**Written task**
Set down every line of the records below verbatim, omitting the pictures.

---

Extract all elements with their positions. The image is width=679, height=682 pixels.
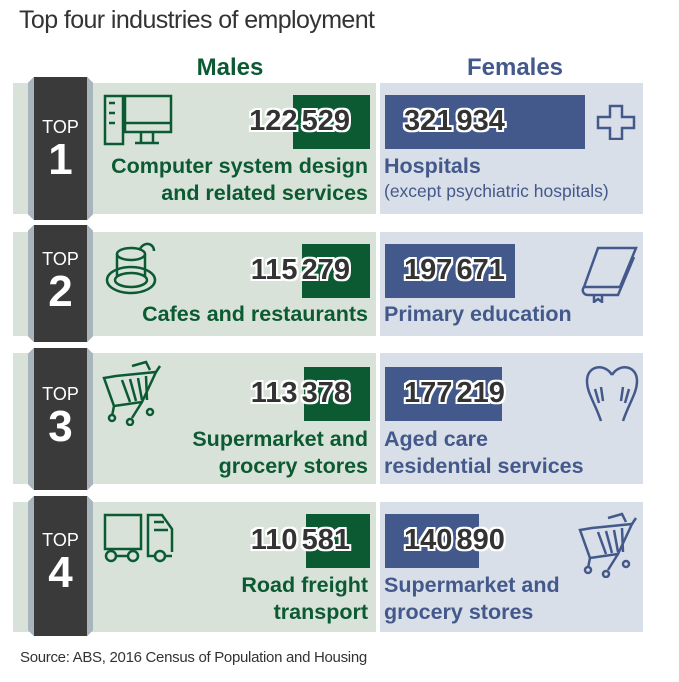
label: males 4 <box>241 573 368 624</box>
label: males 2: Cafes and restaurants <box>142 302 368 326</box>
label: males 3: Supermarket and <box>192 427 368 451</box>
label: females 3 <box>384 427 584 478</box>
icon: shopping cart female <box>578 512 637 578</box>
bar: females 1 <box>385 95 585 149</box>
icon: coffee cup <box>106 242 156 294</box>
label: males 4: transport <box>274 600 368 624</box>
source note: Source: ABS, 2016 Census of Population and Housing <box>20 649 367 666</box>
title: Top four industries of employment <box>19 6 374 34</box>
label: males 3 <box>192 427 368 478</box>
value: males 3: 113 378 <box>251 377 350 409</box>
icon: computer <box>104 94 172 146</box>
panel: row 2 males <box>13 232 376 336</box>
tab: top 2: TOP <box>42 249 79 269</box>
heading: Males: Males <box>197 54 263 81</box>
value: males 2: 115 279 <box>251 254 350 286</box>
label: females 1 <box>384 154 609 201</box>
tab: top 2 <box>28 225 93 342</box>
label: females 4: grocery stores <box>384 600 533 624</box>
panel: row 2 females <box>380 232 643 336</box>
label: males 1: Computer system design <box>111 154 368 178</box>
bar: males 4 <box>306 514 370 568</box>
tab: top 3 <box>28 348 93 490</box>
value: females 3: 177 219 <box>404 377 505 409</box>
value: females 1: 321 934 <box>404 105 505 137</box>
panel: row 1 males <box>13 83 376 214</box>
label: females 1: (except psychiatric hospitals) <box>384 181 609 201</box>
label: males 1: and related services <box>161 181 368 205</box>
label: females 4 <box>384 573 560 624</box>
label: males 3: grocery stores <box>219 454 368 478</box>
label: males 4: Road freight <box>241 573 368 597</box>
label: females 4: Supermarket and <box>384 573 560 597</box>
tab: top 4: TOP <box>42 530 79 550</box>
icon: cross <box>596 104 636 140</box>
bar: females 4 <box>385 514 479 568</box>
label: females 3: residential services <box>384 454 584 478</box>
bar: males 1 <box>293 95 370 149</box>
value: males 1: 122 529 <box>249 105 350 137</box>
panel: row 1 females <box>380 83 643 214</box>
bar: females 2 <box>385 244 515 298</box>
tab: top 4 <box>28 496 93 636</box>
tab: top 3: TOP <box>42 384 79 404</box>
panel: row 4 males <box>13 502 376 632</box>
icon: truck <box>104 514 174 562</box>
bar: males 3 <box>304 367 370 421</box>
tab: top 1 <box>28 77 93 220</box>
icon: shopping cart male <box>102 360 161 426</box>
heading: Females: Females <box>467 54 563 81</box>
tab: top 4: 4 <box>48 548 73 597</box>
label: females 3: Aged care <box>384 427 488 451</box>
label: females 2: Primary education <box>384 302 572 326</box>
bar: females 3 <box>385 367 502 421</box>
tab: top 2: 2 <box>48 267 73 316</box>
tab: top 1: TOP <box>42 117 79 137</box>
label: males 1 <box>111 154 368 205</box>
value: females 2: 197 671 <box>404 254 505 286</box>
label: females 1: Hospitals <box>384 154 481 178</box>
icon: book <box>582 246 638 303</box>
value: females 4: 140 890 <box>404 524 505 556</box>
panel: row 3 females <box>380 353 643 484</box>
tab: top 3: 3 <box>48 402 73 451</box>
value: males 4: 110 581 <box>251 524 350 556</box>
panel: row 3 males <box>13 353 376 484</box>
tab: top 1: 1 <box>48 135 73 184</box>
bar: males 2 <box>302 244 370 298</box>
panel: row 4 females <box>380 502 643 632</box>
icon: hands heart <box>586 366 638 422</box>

---

**The answer**
Extract all elements with their positions. The image is width=679, height=682 pixels.
label: males 4 <box>241 573 368 624</box>
label: males 2: Cafes and restaurants <box>142 302 368 326</box>
label: males 3: Supermarket and <box>192 427 368 451</box>
label: females 3 <box>384 427 584 478</box>
icon: shopping cart female <box>578 512 637 578</box>
bar: females 1 <box>385 95 585 149</box>
icon: coffee cup <box>106 242 156 294</box>
label: males 4: transport <box>274 600 368 624</box>
source note: Source: ABS, 2016 Census of Population and Housing <box>20 649 367 666</box>
title: Top four industries of employment <box>19 6 374 34</box>
label: males 3 <box>192 427 368 478</box>
value: males 3: 113 378 <box>251 377 350 409</box>
icon: computer <box>104 94 172 146</box>
panel: row 2 males <box>13 232 376 336</box>
tab: top 2: TOP <box>42 249 79 269</box>
heading: Males: Males <box>197 54 263 81</box>
value: males 2: 115 279 <box>251 254 350 286</box>
label: females 1 <box>384 154 609 201</box>
tab: top 2 <box>28 225 93 342</box>
label: females 4: grocery stores <box>384 600 533 624</box>
panel: row 2 females <box>380 232 643 336</box>
label: males 1: Computer system design <box>111 154 368 178</box>
bar: males 4 <box>306 514 370 568</box>
tab: top 3 <box>28 348 93 490</box>
value: females 3: 177 219 <box>404 377 505 409</box>
value: females 1: 321 934 <box>404 105 505 137</box>
panel: row 1 males <box>13 83 376 214</box>
label: females 1: (except psychiatric hospitals) <box>384 181 609 201</box>
label: males 1: and related services <box>161 181 368 205</box>
label: females 4 <box>384 573 560 624</box>
label: males 3: grocery stores <box>219 454 368 478</box>
label: males 4: Road freight <box>241 573 368 597</box>
label: females 4: Supermarket and <box>384 573 560 597</box>
tab: top 4: TOP <box>42 530 79 550</box>
icon: cross <box>596 104 636 140</box>
bar: females 4 <box>385 514 479 568</box>
label: females 3: residential services <box>384 454 584 478</box>
bar: males 1 <box>293 95 370 149</box>
value: males 1: 122 529 <box>249 105 350 137</box>
panel: row 1 females <box>380 83 643 214</box>
bar: females 2 <box>385 244 515 298</box>
tab: top 4 <box>28 496 93 636</box>
tab: top 3: TOP <box>42 384 79 404</box>
panel: row 4 males <box>13 502 376 632</box>
icon: truck <box>104 514 174 562</box>
bar: males 3 <box>304 367 370 421</box>
tab: top 1 <box>28 77 93 220</box>
icon: shopping cart male <box>102 360 161 426</box>
heading: Females: Females <box>467 54 563 81</box>
tab: top 4: 4 <box>48 548 73 597</box>
label: females 3: Aged care <box>384 427 488 451</box>
label: females 2: Primary education <box>384 302 572 326</box>
bar: females 3 <box>385 367 502 421</box>
tab: top 2: 2 <box>48 267 73 316</box>
tab: top 1: TOP <box>42 117 79 137</box>
label: males 1 <box>111 154 368 205</box>
value: females 2: 197 671 <box>404 254 505 286</box>
label: females 1: Hospitals <box>384 154 481 178</box>
icon: book <box>582 246 638 303</box>
value: females 4: 140 890 <box>404 524 505 556</box>
panel: row 3 females <box>380 353 643 484</box>
tab: top 3: 3 <box>48 402 73 451</box>
value: males 4: 110 581 <box>251 524 350 556</box>
panel: row 3 males <box>13 353 376 484</box>
tab: top 1: 1 <box>48 135 73 184</box>
bar: males 2 <box>302 244 370 298</box>
panel: row 4 females <box>380 502 643 632</box>
icon: hands heart <box>586 366 638 422</box>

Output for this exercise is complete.